(Dataset excerpt)
□ □ □ □ □ □ □

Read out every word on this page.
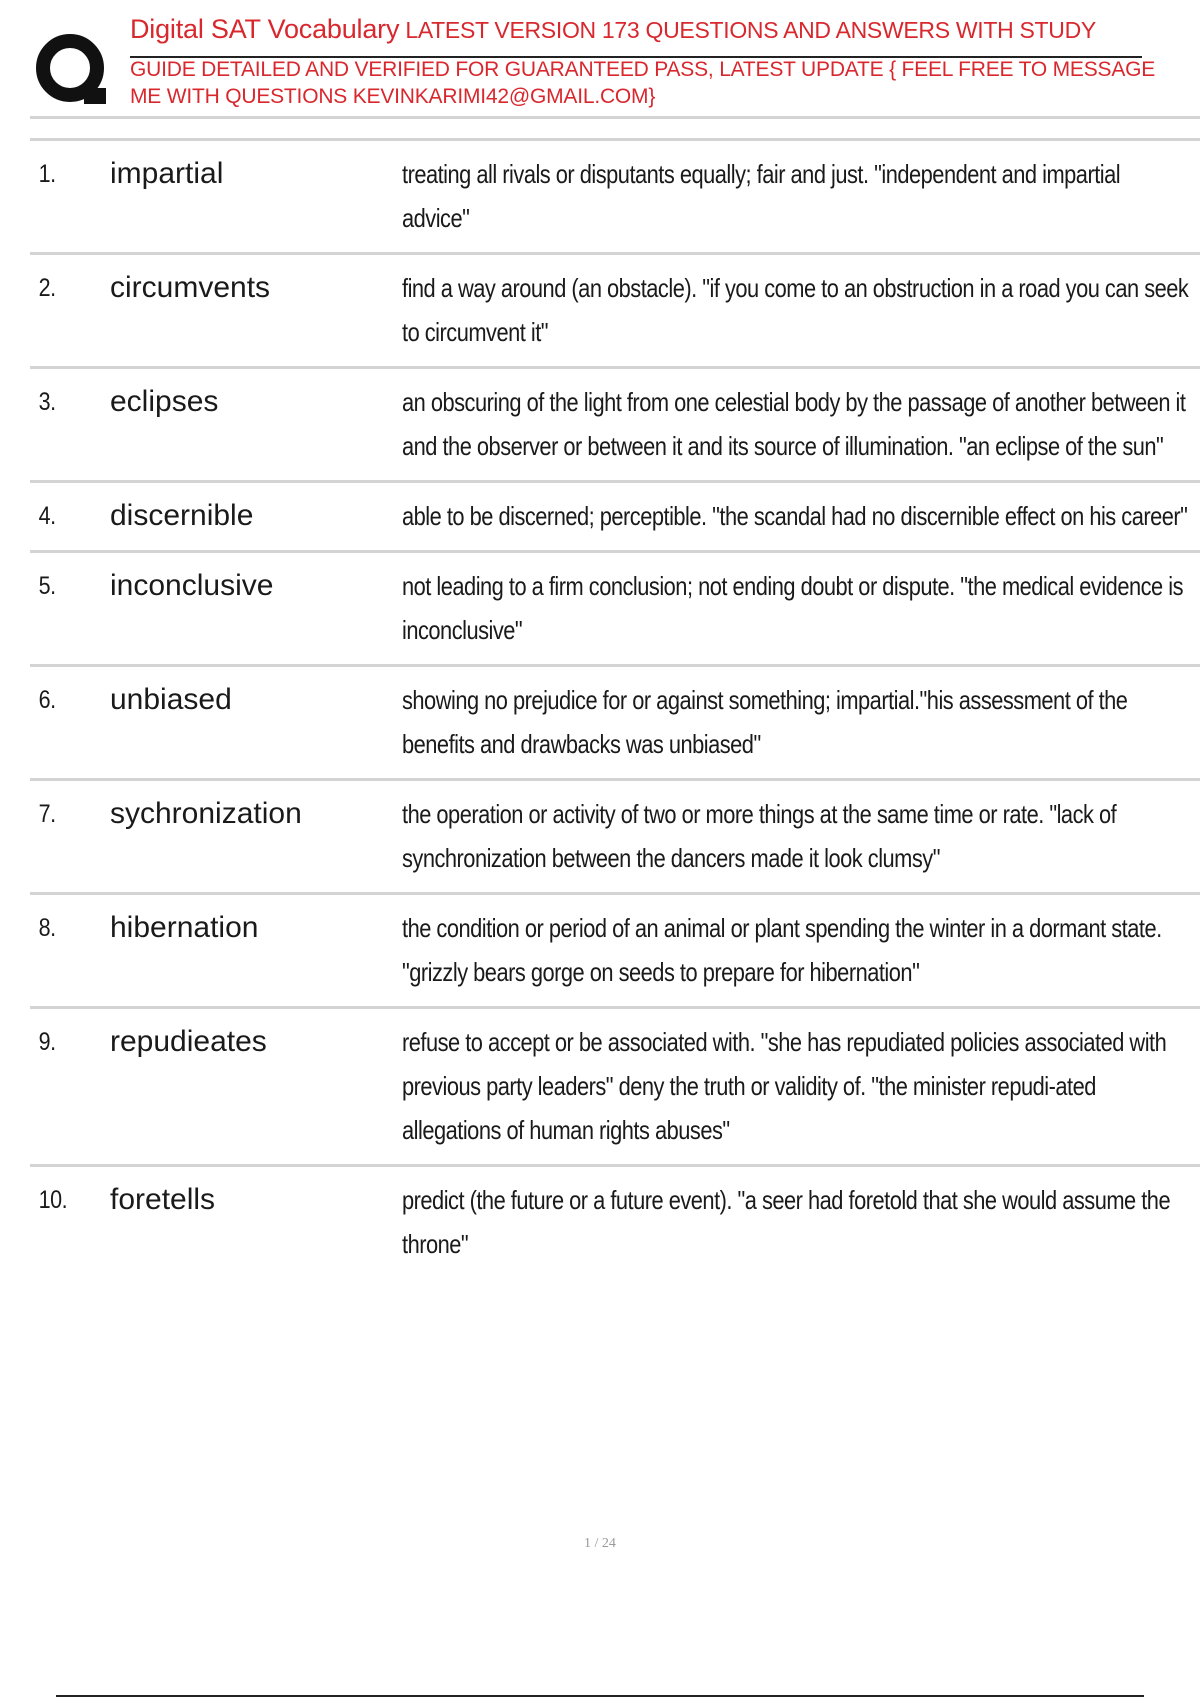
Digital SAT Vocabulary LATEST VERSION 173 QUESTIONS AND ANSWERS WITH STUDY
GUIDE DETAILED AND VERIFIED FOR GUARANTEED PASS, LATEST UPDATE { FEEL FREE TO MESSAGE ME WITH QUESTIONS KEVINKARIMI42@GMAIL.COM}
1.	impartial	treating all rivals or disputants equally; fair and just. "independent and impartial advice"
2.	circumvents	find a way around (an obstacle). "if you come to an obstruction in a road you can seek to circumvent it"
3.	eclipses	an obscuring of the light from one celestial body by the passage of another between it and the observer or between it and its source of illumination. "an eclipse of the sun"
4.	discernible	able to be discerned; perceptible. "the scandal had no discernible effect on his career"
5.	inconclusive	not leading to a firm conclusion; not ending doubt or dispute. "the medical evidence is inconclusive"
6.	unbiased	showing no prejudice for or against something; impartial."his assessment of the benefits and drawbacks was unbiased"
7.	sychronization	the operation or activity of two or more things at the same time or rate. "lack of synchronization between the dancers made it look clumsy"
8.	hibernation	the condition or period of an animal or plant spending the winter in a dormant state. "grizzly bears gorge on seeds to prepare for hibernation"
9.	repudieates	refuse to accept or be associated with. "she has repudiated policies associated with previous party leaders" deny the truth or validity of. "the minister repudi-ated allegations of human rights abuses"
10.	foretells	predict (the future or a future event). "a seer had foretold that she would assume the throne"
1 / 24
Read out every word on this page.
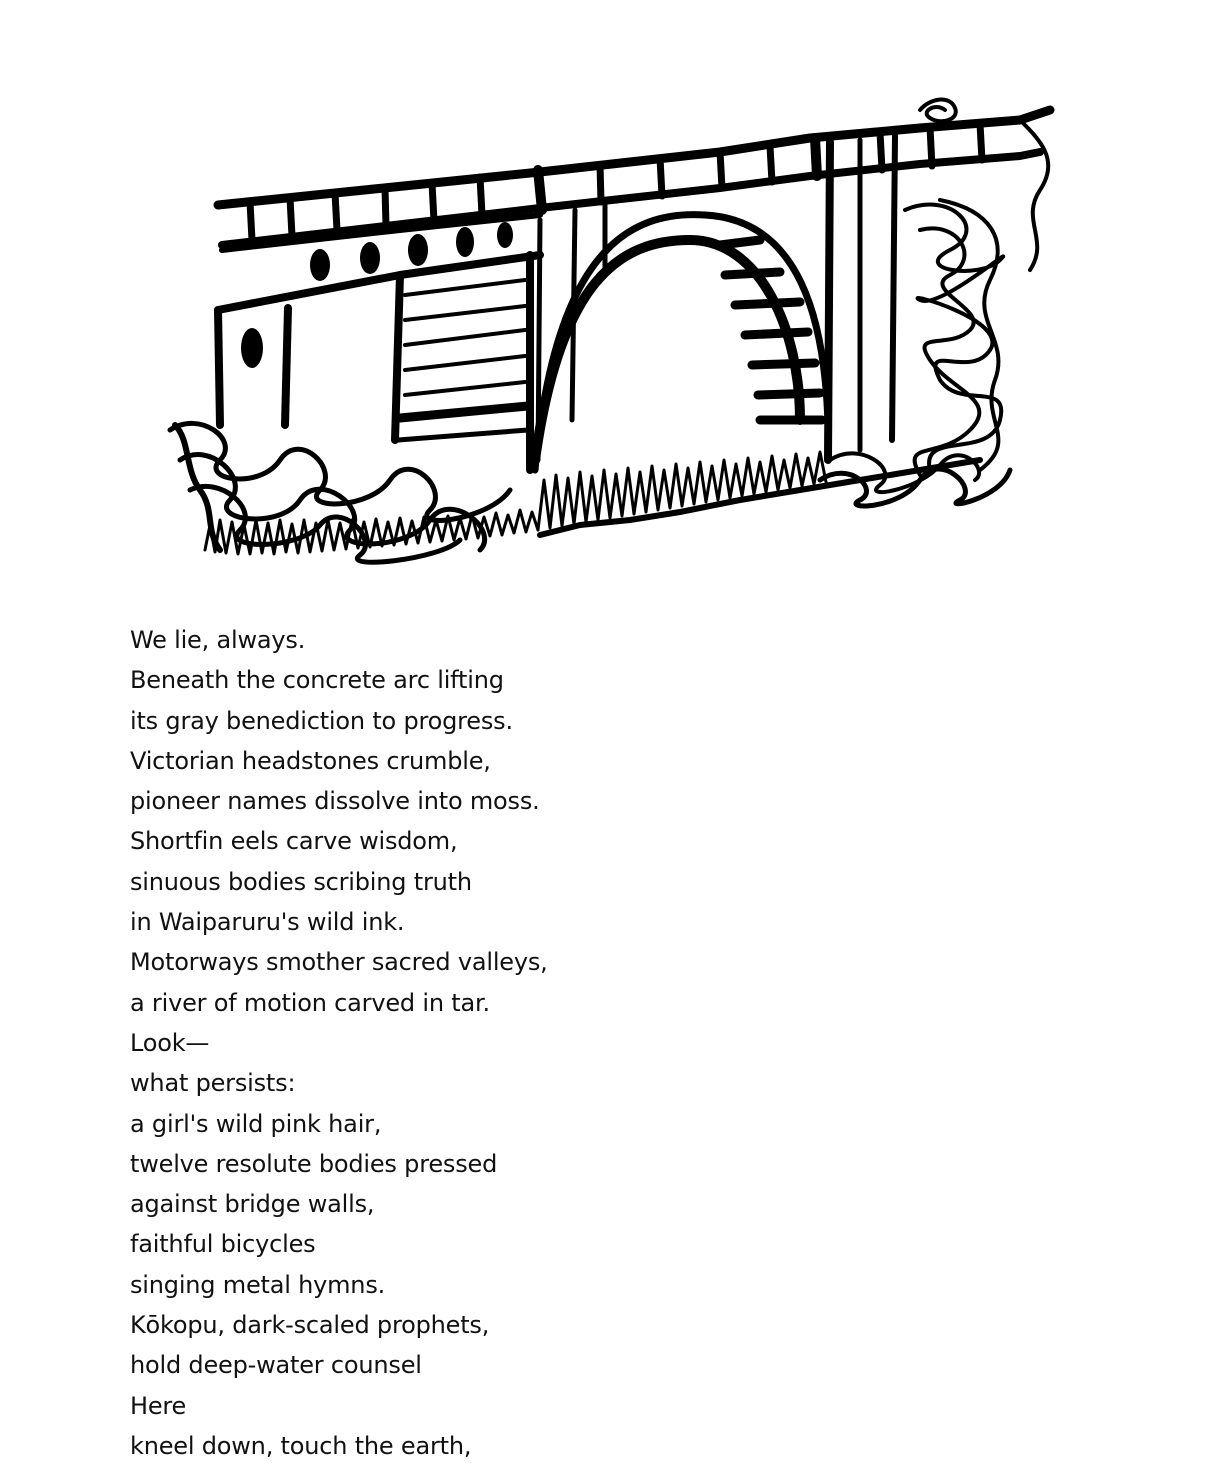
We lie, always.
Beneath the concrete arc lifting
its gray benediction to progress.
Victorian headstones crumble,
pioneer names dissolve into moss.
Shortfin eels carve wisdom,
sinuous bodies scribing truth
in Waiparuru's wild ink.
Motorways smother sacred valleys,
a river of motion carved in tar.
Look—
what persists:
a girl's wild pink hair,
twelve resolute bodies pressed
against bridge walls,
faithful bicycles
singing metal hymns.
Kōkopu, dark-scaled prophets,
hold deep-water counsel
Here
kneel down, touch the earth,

□ □ □ □ □ □ □

> _Given problem_:
In the copy, include no pictures; restate the listing above exactly.

> _Output_:
Read out every word on this page.
Digital SAT Vocabulary LATEST VERSION 173 QUESTIONS AND ANSWERS WITH STUDY
GUIDE DETAILED AND VERIFIED FOR GUARANTEED PASS, LATEST UPDATE { FEEL FREE TO MESSAGE ME WITH QUESTIONS KEVINKARIMI42@GMAIL.COM}
1.	impartial	treating all rivals or disputants equally; fair and just. "independent and impartial advice"
2.	circumvents	find a way around (an obstacle). "if you come to an obstruction in a road you can seek to circumvent it"
3.	eclipses	an obscuring of the light from one celestial body by the passage of another between it and the observer or between it and its source of illumination. "an eclipse of the sun"
4.	discernible	able to be discerned; perceptible. "the scandal had no discernible effect on his career"
5.	inconclusive	not leading to a firm conclusion; not ending doubt or dispute. "the medical evidence is inconclusive"
6.	unbiased	showing no prejudice for or against something; impartial."his assessment of the benefits and drawbacks was unbiased"
7.	sychronization	the operation or activity of two or more things at the same time or rate. "lack of synchronization between the dancers made it look clumsy"
8.	hibernation	the condition or period of an animal or plant spending the winter in a dormant state. "grizzly bears gorge on seeds to prepare for hibernation"
9.	repudieates	refuse to accept or be associated with. "she has repudiated policies associated with previous party leaders" deny the truth or validity of. "the minister repudi-ated allegations of human rights abuses"
10.	foretells	predict (the future or a future event). "a seer had foretold that she would assume the throne"
1 / 24
Read out every word on this page.
We lie, always.
Beneath the concrete arc lifting
its gray benediction to progress.
Victorian headstones crumble,
pioneer names dissolve into moss.
Shortfin eels carve wisdom,
sinuous bodies scribing truth
in Waiparuru's wild ink.
Motorways smother sacred valleys,
a river of motion carved in tar.
Look—
what persists:
a girl's wild pink hair,
twelve resolute bodies pressed
against bridge walls,
faithful bicycles
singing metal hymns.
Kōkopu, dark-scaled prophets,
hold deep-water counsel
Here
kneel down, touch the earth,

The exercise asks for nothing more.